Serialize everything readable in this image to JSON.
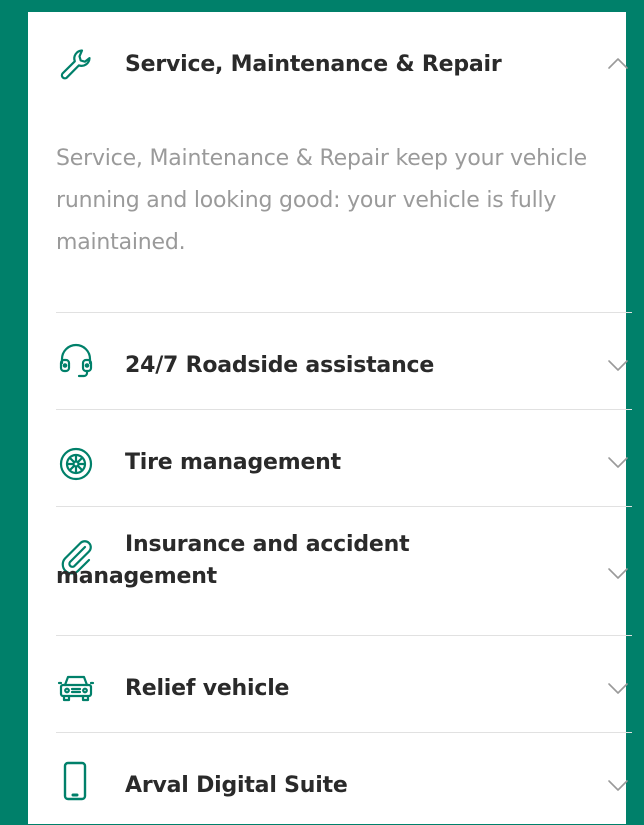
{
  "accent_color": "#00806a",
  "accordion": {
    "open_item": {
      "title": "Service, Maintenance & Repair",
      "icon": "wrench-icon",
      "description": "Service, Maintenance & Repair keep your vehicle running and looking good: your vehicle is fully maintained.",
      "state": "expanded"
    },
    "items": [
      {
        "title": "24/7 Roadside assistance",
        "icon": "headset-icon",
        "state": "collapsed"
      },
      {
        "title": "Tire management",
        "icon": "tire-icon",
        "state": "collapsed"
      },
      {
        "title": "Insurance and accident management",
        "icon": "paperclip-icon",
        "state": "collapsed"
      },
      {
        "title": "Relief vehicle",
        "icon": "car-icon",
        "state": "collapsed"
      },
      {
        "title": "Arval Digital Suite",
        "icon": "smartphone-icon",
        "state": "collapsed"
      }
    ]
  }
}
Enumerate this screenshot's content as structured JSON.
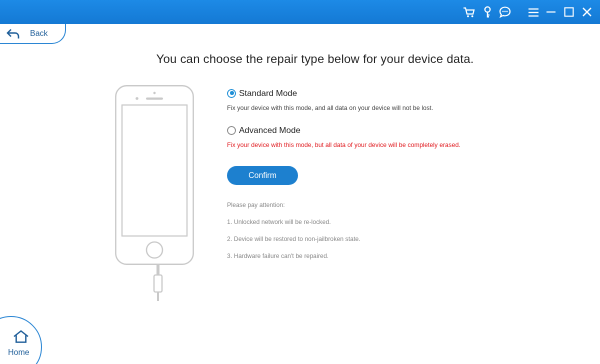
{
  "titlebar": {
    "icons": [
      "cart-icon",
      "key-icon",
      "chat-icon",
      "menu-icon",
      "minimize-icon",
      "maximize-icon",
      "close-icon"
    ],
    "accent": "#1479d4"
  },
  "nav": {
    "back_label": "Back",
    "home_label": "Home"
  },
  "main": {
    "heading": "You can choose the repair type below for your device data.",
    "options": [
      {
        "label": "Standard Mode",
        "selected": true,
        "description": "Fix your device with this mode, and all data on your device will not be lost."
      },
      {
        "label": "Advanced Mode",
        "selected": false,
        "description": "Fix your device with this mode, but all data of your device will be completely erased."
      }
    ],
    "confirm_label": "Confirm",
    "attention_title": "Please pay attention:",
    "attention_items": [
      "1. Unlocked network will be re-locked.",
      "2. Device will be restored to non-jailbroken state.",
      "3. Hardware failure can't be repaired."
    ]
  },
  "colors": {
    "warning": "#e0191e",
    "button": "#1d80cf"
  }
}
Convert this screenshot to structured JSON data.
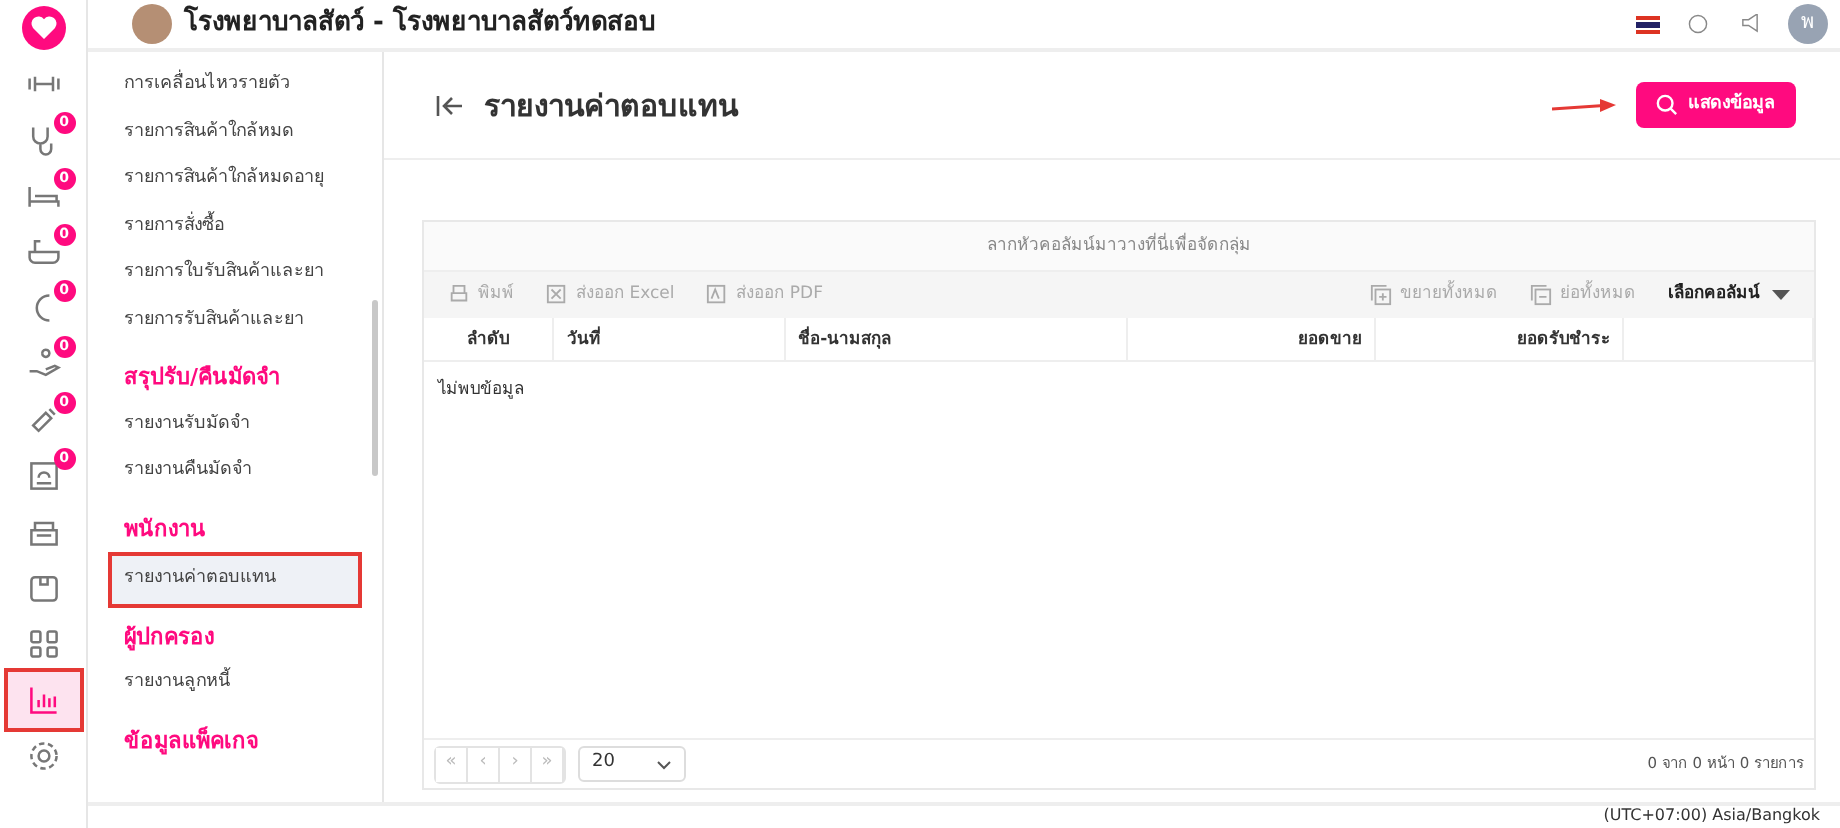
{
  "header": {
    "title": "โรงพยาบาลสัตว์ - โรงพยาบาลสัตว์ทดสอบ",
    "avatar_initial": "พ"
  },
  "rail": [
    {
      "kind": "logo",
      "selected": false
    },
    {
      "kind": "dumbbell",
      "selected": false
    },
    {
      "kind": "stethoscope",
      "badge": "0",
      "selected": false
    },
    {
      "kind": "bed",
      "badge": "0",
      "selected": false
    },
    {
      "kind": "bath",
      "badge": "0",
      "selected": false
    },
    {
      "kind": "moon",
      "badge": "0",
      "selected": false
    },
    {
      "kind": "hand",
      "badge": "0",
      "selected": false
    },
    {
      "kind": "syringe",
      "badge": "0",
      "selected": false
    },
    {
      "kind": "cage",
      "badge": "0",
      "selected": false
    },
    {
      "kind": "register",
      "selected": false
    },
    {
      "kind": "box",
      "selected": false
    },
    {
      "kind": "grid",
      "selected": false
    },
    {
      "kind": "chart",
      "selected": true
    },
    {
      "kind": "gear",
      "selected": false
    }
  ],
  "sidebar": [
    {
      "kind": "item",
      "label": "การเคลื่อนไหวรายตัว",
      "selected": false
    },
    {
      "kind": "item",
      "label": "รายการสินค้าใกล้หมด",
      "selected": false
    },
    {
      "kind": "item",
      "label": "รายการสินค้าใกล้หมดอายุ",
      "selected": false
    },
    {
      "kind": "item",
      "label": "รายการสั่งซื้อ",
      "selected": false
    },
    {
      "kind": "item",
      "label": "รายการใบรับสินค้าและยา",
      "selected": false
    },
    {
      "kind": "item",
      "label": "รายการรับสินค้าและยา",
      "selected": false
    },
    {
      "kind": "heading",
      "label": "สรุปรับ/คืนมัดจำ"
    },
    {
      "kind": "item",
      "label": "รายงานรับมัดจำ",
      "selected": false
    },
    {
      "kind": "item",
      "label": "รายงานคืนมัดจำ",
      "selected": false
    },
    {
      "kind": "heading",
      "label": "พนักงาน"
    },
    {
      "kind": "item",
      "label": "รายงานค่าตอบแทน",
      "selected": true
    },
    {
      "kind": "heading",
      "label": "ผู้ปกครอง"
    },
    {
      "kind": "item",
      "label": "รายงานลูกหนี้",
      "selected": false
    },
    {
      "kind": "heading",
      "label": "ข้อมูลแพ็คเกจ"
    }
  ],
  "page": {
    "title": "รายงานค่าตอบแทน",
    "show_button": "แสดงข้อมูล"
  },
  "grid": {
    "group_panel": "ลากหัวคอลัมน์มาวางที่นี่เพื่อจัดกลุ่ม",
    "toolbar_left": [
      {
        "kind": "print",
        "label": "พิมพ์"
      },
      {
        "kind": "excel",
        "label": "ส่งออก Excel"
      },
      {
        "kind": "pdf",
        "label": "ส่งออก PDF"
      }
    ],
    "toolbar_right": [
      {
        "kind": "expand",
        "label": "ขยายทั้งหมด"
      },
      {
        "kind": "collapse",
        "label": "ย่อทั้งหมด"
      }
    ],
    "column_chooser": "เลือกคอลัมน์",
    "columns": [
      {
        "label": "ลำดับ"
      },
      {
        "label": "วันที่"
      },
      {
        "label": "ชื่อ-นามสกุล"
      },
      {
        "label": "ยอดขาย"
      },
      {
        "label": "ยอดรับชำระ"
      },
      {}
    ],
    "empty_text": "ไม่พบข้อมูล",
    "pager": [
      "«",
      "‹",
      "›",
      "»"
    ],
    "page_size": "20",
    "summary": "0 จาก 0 หน้า 0 รายการ"
  },
  "footer": {
    "timezone": "(UTC+07:00) Asia/Bangkok"
  }
}
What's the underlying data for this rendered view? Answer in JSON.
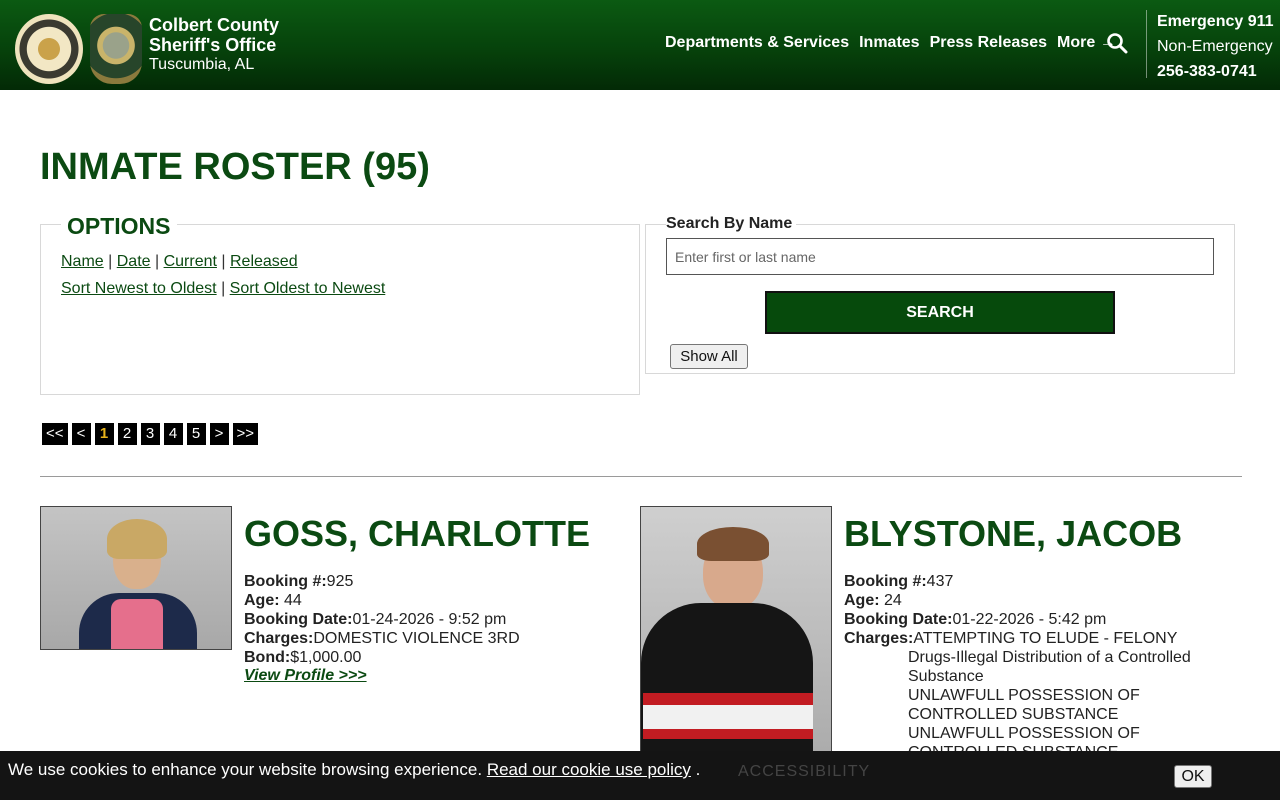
{
  "header": {
    "brand_line1": "Colbert County",
    "brand_line2": "Sheriff's Office",
    "location": "Tuscumbia, AL",
    "nav": [
      "Departments & Services",
      "Inmates",
      "Press Releases",
      "More"
    ],
    "more_arrow": "→",
    "emergency_label": "Emergency 911",
    "non_emergency_label": "Non-Emergency",
    "non_emergency_phone": "256-383-0741"
  },
  "page": {
    "title": "INMATE ROSTER (95)"
  },
  "options": {
    "legend": "OPTIONS",
    "sort_by": [
      "Name",
      "Date",
      "Current",
      "Released"
    ],
    "order": [
      "Sort Newest to Oldest",
      "Sort Oldest to Newest"
    ],
    "separator": " | "
  },
  "search": {
    "label": "Search By Name",
    "placeholder": "Enter first or last name",
    "button": "SEARCH",
    "show_all": "Show All"
  },
  "pagination": {
    "items": [
      "<<",
      "<",
      "1",
      "2",
      "3",
      "4",
      "5",
      ">",
      ">>"
    ],
    "current": "1"
  },
  "inmates": [
    {
      "name": "GOSS, CHARLOTTE",
      "booking_label": "Booking #:",
      "booking": "925",
      "age_label": "Age:",
      "age": " 44",
      "date_label": "Booking Date:",
      "date": "01-24-2026 - 9:52 pm",
      "charges_label": "Charges:",
      "charges": [
        "DOMESTIC VIOLENCE 3RD"
      ],
      "bond_label": "Bond:",
      "bond": "$1,000.00",
      "profile_link": "View Profile >>>"
    },
    {
      "name": "BLYSTONE, JACOB",
      "booking_label": "Booking #:",
      "booking": "437",
      "age_label": "Age:",
      "age": " 24",
      "date_label": "Booking Date:",
      "date": "01-22-2026 - 5:42 pm",
      "charges_label": "Charges:",
      "charges": [
        "ATTEMPTING TO ELUDE - FELONY",
        "Drugs-Illegal Distribution of a Controlled Substance",
        "UNLAWFULL POSSESSION OF CONTROLLED SUBSTANCE",
        "UNLAWFULL POSSESSION OF CONTROLLED SUBSTANCE"
      ]
    }
  ],
  "cookie": {
    "text": "We use cookies to enhance your website browsing experience.",
    "link": "Read our cookie use policy",
    "after": " .",
    "ok": "OK",
    "behind_text": "ACCESSIBILITY"
  },
  "colors": {
    "brand_green": "#0b4a12",
    "header_green": "#06420b",
    "pager_active": "#e8b31b"
  },
  "icons": [
    "county-seal-logo",
    "sheriff-badge-logo",
    "search-icon",
    "arrow-right-icon"
  ]
}
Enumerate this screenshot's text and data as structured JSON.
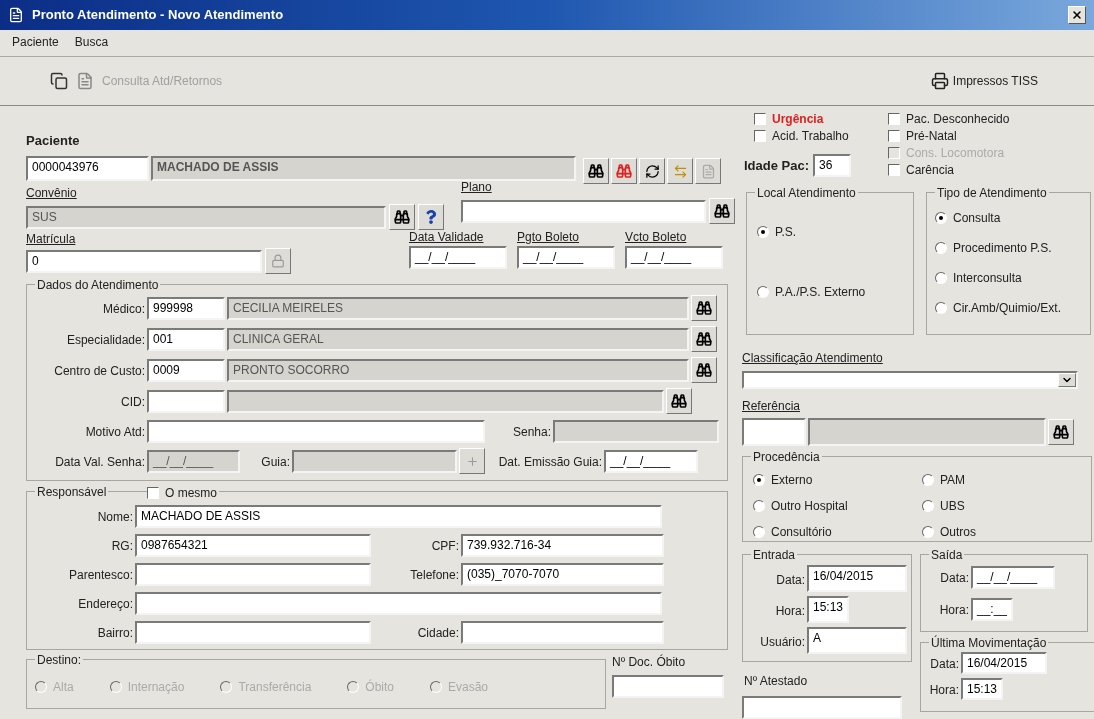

**Challenge**
Locate the lines above that contain "vehicle" and copy them.

**Solution**
      "description": "Service, Maintenance & Repair keep your vehicle running and looking good: your vehicle is fully maintained.",
        "title": "Relief vehicle",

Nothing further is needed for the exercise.